## WRITTEN TASK
Output every entry exactly as given.

* START *

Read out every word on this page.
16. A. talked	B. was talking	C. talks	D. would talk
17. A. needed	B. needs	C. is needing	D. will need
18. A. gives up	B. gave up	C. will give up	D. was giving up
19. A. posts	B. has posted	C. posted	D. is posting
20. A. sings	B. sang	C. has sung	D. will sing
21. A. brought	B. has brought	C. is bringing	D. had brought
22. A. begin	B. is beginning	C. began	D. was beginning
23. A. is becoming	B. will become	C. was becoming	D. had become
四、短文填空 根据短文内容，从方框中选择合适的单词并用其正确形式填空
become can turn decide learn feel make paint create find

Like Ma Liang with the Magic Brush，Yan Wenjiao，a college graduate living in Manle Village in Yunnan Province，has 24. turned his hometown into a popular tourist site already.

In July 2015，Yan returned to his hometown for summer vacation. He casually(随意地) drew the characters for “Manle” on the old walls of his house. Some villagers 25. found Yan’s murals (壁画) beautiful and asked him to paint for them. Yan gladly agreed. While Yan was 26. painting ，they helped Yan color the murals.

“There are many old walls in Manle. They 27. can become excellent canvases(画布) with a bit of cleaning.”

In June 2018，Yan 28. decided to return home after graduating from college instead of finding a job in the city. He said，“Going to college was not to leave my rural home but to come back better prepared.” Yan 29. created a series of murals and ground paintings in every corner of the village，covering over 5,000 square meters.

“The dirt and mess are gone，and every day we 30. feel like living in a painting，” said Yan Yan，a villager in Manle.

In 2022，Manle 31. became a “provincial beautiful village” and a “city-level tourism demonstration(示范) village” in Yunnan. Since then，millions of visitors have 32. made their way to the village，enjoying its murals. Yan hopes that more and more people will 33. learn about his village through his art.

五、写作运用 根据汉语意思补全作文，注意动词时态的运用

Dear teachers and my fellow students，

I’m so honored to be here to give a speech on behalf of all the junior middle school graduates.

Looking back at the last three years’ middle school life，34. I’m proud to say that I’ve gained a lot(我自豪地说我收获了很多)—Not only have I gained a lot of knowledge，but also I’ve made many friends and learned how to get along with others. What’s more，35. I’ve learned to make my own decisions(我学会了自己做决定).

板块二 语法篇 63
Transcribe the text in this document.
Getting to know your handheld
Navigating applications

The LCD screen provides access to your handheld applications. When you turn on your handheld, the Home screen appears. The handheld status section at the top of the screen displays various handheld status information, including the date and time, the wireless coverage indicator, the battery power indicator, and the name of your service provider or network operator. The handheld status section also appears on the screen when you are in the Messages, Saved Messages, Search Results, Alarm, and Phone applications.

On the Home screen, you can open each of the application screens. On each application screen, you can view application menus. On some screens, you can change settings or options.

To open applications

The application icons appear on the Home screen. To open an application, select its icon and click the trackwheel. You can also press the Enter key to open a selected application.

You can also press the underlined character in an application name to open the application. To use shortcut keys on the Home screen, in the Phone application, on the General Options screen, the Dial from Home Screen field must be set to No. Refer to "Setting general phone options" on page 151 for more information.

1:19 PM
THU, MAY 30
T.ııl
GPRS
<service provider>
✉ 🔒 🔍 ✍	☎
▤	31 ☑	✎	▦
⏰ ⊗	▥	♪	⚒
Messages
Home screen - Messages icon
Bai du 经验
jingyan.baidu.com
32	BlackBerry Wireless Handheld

* END *

## WRITTEN SOLUTION
Read out every word on this page.
16. A. talked	B. was talking	C. talks	D. would talk
17. A. needed	B. needs	C. is needing	D. will need
18. A. gives up	B. gave up	C. will give up	D. was giving up
19. A. posts	B. has posted	C. posted	D. is posting
20. A. sings	B. sang	C. has sung	D. will sing
21. A. brought	B. has brought	C. is bringing	D. had brought
22. A. begin	B. is beginning	C. began	D. was beginning
23. A. is becoming	B. will become	C. was becoming	D. had become
四、短文填空 根据短文内容，从方框中选择合适的单词并用其正确形式填空
become can turn decide learn feel make paint create find

Like Ma Liang with the Magic Brush，Yan Wenjiao，a college graduate living in Manle Village in Yunnan Province，has 24. turned his hometown into a popular tourist site already.

In July 2015，Yan returned to his hometown for summer vacation. He casually(随意地) drew the characters for “Manle” on the old walls of his house. Some villagers 25. found Yan’s murals (壁画) beautiful and asked him to paint for them. Yan gladly agreed. While Yan was 26. painting ，they helped Yan color the murals.

“There are many old walls in Manle. They 27. can become excellent canvases(画布) with a bit of cleaning.”

In June 2018，Yan 28. decided to return home after graduating from college instead of finding a job in the city. He said，“Going to college was not to leave my rural home but to come back better prepared.” Yan 29. created a series of murals and ground paintings in every corner of the village，covering over 5,000 square meters.

“The dirt and mess are gone，and every day we 30. feel like living in a painting，” said Yan Yan，a villager in Manle.

In 2022，Manle 31. became a “provincial beautiful village” and a “city-level tourism demonstration(示范) village” in Yunnan. Since then，millions of visitors have 32. made their way to the village，enjoying its murals. Yan hopes that more and more people will 33. learn about his village through his art.

五、写作运用 根据汉语意思补全作文，注意动词时态的运用

Dear teachers and my fellow students，

I’m so honored to be here to give a speech on behalf of all the junior middle school graduates.

Looking back at the last three years’ middle school life，34. I’m proud to say that I’ve gained a lot(我自豪地说我收获了很多)—Not only have I gained a lot of knowledge，but also I’ve made many friends and learned how to get along with others. What’s more，35. I’ve learned to make my own decisions(我学会了自己做决定).

板块二 语法篇 63
Transcribe the text in this document.
Getting to know your handheld
Navigating applications

The LCD screen provides access to your handheld applications. When you turn on your handheld, the Home screen appears. The handheld status section at the top of the screen displays various handheld status information, including the date and time, the wireless coverage indicator, the battery power indicator, and the name of your service provider or network operator. The handheld status section also appears on the screen when you are in the Messages, Saved Messages, Search Results, Alarm, and Phone applications.

On the Home screen, you can open each of the application screens. On each application screen, you can view application menus. On some screens, you can change settings or options.

To open applications

The application icons appear on the Home screen. To open an application, select its icon and click the trackwheel. You can also press the Enter key to open a selected application.

You can also press the underlined character in an application name to open the application. To use shortcut keys on the Home screen, in the Phone application, on the General Options screen, the Dial from Home Screen field must be set to No. Refer to "Setting general phone options" on page 151 for more information.

1:19 PM
THU, MAY 30
T.ııl
GPRS
<service provider>
✉ 🔒 🔍 ✍	☎
▤	31 ☑	✎	▦
⏰ ⊗	▥	♪	⚒
Messages
Home screen - Messages icon
Bai du 经验
jingyan.baidu.com
32	BlackBerry Wireless Handheld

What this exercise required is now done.